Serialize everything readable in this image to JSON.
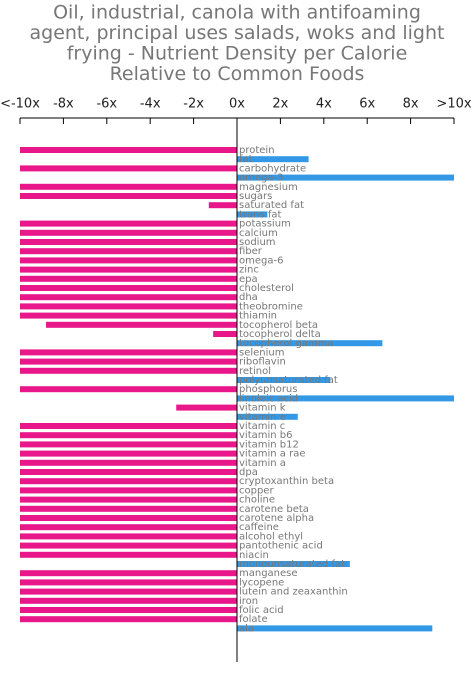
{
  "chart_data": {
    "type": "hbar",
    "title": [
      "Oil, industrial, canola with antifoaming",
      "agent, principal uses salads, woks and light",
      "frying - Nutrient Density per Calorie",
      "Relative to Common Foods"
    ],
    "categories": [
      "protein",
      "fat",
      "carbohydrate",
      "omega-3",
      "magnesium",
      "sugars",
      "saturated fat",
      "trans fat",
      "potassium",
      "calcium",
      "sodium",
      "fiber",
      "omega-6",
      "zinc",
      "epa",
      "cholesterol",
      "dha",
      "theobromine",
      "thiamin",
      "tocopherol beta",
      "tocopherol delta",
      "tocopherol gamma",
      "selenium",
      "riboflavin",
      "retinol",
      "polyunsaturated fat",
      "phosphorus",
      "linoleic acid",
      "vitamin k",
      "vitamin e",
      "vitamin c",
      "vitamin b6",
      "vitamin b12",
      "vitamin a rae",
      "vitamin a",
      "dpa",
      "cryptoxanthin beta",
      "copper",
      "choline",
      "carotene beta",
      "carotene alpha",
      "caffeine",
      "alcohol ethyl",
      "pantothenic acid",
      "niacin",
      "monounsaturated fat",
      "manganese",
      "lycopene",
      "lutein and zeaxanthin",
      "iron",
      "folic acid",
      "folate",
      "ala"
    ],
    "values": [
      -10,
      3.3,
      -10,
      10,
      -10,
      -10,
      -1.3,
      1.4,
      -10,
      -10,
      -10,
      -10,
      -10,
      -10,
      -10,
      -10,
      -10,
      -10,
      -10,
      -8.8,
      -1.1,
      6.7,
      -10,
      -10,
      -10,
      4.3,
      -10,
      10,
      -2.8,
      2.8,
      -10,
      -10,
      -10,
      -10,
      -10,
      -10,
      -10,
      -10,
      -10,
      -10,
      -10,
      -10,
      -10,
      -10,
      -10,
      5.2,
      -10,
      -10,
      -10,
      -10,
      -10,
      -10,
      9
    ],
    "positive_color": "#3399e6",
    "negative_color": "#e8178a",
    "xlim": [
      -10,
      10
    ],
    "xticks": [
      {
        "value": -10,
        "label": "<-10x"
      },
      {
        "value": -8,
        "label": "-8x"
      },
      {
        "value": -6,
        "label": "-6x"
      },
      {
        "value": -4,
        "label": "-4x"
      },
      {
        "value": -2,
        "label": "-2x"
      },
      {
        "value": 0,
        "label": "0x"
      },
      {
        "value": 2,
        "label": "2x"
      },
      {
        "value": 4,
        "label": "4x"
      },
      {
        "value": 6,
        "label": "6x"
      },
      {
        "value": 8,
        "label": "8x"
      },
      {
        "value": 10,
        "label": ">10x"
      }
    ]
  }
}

- - - - - - -

About this task
The answer should be an exact restatement of every entry, with the pictures omitted.

Final answer
Serialize everything readable in this image to JSON.
{
  "chart_data": {
    "type": "hbar",
    "title": [
      "Oil, industrial, canola with antifoaming",
      "agent, principal uses salads, woks and light",
      "frying - Nutrient Density per Calorie",
      "Relative to Common Foods"
    ],
    "categories": [
      "protein",
      "fat",
      "carbohydrate",
      "omega-3",
      "magnesium",
      "sugars",
      "saturated fat",
      "trans fat",
      "potassium",
      "calcium",
      "sodium",
      "fiber",
      "omega-6",
      "zinc",
      "epa",
      "cholesterol",
      "dha",
      "theobromine",
      "thiamin",
      "tocopherol beta",
      "tocopherol delta",
      "tocopherol gamma",
      "selenium",
      "riboflavin",
      "retinol",
      "polyunsaturated fat",
      "phosphorus",
      "linoleic acid",
      "vitamin k",
      "vitamin e",
      "vitamin c",
      "vitamin b6",
      "vitamin b12",
      "vitamin a rae",
      "vitamin a",
      "dpa",
      "cryptoxanthin beta",
      "copper",
      "choline",
      "carotene beta",
      "carotene alpha",
      "caffeine",
      "alcohol ethyl",
      "pantothenic acid",
      "niacin",
      "monounsaturated fat",
      "manganese",
      "lycopene",
      "lutein and zeaxanthin",
      "iron",
      "folic acid",
      "folate",
      "ala"
    ],
    "values": [
      -10,
      3.3,
      -10,
      10,
      -10,
      -10,
      -1.3,
      1.4,
      -10,
      -10,
      -10,
      -10,
      -10,
      -10,
      -10,
      -10,
      -10,
      -10,
      -10,
      -8.8,
      -1.1,
      6.7,
      -10,
      -10,
      -10,
      4.3,
      -10,
      10,
      -2.8,
      2.8,
      -10,
      -10,
      -10,
      -10,
      -10,
      -10,
      -10,
      -10,
      -10,
      -10,
      -10,
      -10,
      -10,
      -10,
      -10,
      5.2,
      -10,
      -10,
      -10,
      -10,
      -10,
      -10,
      9
    ],
    "positive_color": "#3399e6",
    "negative_color": "#e8178a",
    "xlim": [
      -10,
      10
    ],
    "xticks": [
      {
        "value": -10,
        "label": "<-10x"
      },
      {
        "value": -8,
        "label": "-8x"
      },
      {
        "value": -6,
        "label": "-6x"
      },
      {
        "value": -4,
        "label": "-4x"
      },
      {
        "value": -2,
        "label": "-2x"
      },
      {
        "value": 0,
        "label": "0x"
      },
      {
        "value": 2,
        "label": "2x"
      },
      {
        "value": 4,
        "label": "4x"
      },
      {
        "value": 6,
        "label": "6x"
      },
      {
        "value": 8,
        "label": "8x"
      },
      {
        "value": 10,
        "label": ">10x"
      }
    ]
  }
}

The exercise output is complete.